What the task requires |
Reproduce exactly the lines from the one containing "Output a JSON" through the last line of the data, both ends included.

Records shown |
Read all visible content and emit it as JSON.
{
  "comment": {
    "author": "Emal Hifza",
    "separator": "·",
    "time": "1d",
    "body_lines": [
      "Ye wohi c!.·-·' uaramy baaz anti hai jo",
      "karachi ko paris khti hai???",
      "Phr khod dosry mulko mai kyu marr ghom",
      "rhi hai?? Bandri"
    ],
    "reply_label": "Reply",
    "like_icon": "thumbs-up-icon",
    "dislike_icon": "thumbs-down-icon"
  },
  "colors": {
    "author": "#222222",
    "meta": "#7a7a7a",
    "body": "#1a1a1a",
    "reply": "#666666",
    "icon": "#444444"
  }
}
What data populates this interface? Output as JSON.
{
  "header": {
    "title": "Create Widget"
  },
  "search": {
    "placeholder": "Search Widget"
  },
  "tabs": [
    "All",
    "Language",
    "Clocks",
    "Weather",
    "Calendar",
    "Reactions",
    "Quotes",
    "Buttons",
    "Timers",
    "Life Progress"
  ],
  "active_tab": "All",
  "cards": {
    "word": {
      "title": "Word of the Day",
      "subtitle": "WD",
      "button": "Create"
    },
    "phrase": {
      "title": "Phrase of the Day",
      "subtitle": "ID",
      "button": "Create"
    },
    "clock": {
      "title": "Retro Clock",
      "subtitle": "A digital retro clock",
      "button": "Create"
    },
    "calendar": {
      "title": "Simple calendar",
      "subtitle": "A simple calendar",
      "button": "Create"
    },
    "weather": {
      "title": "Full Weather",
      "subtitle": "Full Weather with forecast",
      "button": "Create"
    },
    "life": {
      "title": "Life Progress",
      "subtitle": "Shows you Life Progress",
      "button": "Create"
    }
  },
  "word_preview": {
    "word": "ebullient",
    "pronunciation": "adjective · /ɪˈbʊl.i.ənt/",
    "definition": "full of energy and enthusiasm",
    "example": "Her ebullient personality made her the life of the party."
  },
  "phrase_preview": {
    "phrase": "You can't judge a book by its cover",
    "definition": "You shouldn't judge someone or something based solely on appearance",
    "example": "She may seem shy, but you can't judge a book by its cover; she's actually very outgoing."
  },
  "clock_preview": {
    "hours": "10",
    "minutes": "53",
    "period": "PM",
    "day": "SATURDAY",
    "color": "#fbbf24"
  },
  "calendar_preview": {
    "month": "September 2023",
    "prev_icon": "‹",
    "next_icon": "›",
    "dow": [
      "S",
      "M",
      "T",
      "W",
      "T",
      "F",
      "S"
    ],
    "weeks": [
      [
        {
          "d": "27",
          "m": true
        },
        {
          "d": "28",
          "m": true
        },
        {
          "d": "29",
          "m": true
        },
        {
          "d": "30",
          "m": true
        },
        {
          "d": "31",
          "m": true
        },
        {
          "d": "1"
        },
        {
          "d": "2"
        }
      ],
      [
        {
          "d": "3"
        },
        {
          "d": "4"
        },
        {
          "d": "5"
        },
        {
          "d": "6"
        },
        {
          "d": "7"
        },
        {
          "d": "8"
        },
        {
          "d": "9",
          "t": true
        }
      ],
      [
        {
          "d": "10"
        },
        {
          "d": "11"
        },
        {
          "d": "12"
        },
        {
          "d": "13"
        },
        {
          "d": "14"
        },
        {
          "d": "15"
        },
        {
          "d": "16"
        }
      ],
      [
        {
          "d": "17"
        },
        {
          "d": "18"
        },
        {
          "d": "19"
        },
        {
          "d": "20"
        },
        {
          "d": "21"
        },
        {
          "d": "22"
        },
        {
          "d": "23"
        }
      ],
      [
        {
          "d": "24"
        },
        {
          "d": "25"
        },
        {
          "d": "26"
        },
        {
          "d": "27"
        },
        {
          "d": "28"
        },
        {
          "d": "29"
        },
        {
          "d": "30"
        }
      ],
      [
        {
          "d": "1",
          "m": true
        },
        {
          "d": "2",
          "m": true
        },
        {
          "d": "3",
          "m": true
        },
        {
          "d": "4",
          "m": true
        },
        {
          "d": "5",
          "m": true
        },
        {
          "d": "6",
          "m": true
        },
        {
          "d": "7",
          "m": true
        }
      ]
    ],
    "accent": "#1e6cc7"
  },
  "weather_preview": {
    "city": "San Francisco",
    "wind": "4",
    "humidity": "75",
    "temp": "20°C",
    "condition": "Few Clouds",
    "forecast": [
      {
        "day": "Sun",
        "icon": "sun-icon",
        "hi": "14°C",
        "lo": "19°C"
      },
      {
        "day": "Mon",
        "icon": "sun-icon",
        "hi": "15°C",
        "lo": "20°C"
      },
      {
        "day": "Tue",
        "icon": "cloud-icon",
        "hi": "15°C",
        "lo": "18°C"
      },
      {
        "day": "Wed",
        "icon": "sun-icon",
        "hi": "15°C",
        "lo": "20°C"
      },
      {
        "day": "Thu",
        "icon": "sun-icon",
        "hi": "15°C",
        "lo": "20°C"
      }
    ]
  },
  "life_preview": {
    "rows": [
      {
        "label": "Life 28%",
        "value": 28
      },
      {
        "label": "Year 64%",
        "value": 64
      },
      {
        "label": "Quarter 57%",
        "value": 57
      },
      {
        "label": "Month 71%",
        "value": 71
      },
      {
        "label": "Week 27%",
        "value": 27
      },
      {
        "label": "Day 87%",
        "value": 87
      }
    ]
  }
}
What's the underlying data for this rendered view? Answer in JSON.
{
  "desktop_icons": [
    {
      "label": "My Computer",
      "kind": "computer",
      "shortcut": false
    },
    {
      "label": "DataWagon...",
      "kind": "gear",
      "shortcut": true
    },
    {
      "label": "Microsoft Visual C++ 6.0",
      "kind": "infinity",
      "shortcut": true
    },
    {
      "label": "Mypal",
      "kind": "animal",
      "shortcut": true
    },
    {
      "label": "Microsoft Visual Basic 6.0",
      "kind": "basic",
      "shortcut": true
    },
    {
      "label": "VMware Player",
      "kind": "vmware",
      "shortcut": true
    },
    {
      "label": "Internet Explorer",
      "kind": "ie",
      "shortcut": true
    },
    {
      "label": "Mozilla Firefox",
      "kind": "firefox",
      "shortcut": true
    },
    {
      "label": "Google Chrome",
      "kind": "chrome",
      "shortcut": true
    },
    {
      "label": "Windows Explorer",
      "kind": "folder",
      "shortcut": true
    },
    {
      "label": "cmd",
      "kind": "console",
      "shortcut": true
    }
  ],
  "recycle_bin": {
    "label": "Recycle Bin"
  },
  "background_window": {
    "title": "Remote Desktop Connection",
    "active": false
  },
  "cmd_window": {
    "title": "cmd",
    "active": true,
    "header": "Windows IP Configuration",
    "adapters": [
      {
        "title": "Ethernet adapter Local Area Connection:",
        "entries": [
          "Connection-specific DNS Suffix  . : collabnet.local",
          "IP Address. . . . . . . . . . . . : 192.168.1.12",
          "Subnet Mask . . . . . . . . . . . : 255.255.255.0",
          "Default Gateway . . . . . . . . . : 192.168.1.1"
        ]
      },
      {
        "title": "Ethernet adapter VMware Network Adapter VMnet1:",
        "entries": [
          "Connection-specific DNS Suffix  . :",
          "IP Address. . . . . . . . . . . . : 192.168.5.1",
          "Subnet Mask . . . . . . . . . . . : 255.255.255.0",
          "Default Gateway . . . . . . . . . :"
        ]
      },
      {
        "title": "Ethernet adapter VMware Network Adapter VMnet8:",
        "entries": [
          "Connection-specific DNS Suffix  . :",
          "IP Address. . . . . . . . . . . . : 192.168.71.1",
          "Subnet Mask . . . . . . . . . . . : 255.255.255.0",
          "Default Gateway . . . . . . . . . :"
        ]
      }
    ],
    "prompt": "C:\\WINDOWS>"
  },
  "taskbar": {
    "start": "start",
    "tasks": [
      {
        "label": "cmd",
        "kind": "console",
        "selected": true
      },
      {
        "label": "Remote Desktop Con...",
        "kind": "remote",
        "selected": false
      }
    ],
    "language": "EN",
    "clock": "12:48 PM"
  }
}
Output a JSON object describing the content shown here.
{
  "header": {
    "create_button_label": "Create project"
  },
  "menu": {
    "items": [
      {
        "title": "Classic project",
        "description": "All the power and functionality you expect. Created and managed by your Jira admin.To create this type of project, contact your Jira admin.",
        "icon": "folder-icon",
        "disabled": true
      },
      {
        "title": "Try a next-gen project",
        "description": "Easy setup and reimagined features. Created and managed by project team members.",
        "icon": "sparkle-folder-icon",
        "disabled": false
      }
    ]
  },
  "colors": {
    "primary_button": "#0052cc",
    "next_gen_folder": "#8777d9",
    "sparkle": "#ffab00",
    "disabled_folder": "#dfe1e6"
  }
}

Response |
Output a JSON object describing the content shown here.
{
  "header": {
    "create_button_label": "Create project"
  },
  "menu": {
    "items": [
      {
        "title": "Classic project",
        "description": "All the power and functionality you expect. Created and managed by your Jira admin.To create this type of project, contact your Jira admin.",
        "icon": "folder-icon",
        "disabled": true
      },
      {
        "title": "Try a next-gen project",
        "description": "Easy setup and reimagined features. Created and managed by project team members.",
        "icon": "sparkle-folder-icon",
        "disabled": false
      }
    ]
  },
  "colors": {
    "primary_button": "#0052cc",
    "next_gen_folder": "#8777d9",
    "sparkle": "#ffab00",
    "disabled_folder": "#dfe1e6"
  }
}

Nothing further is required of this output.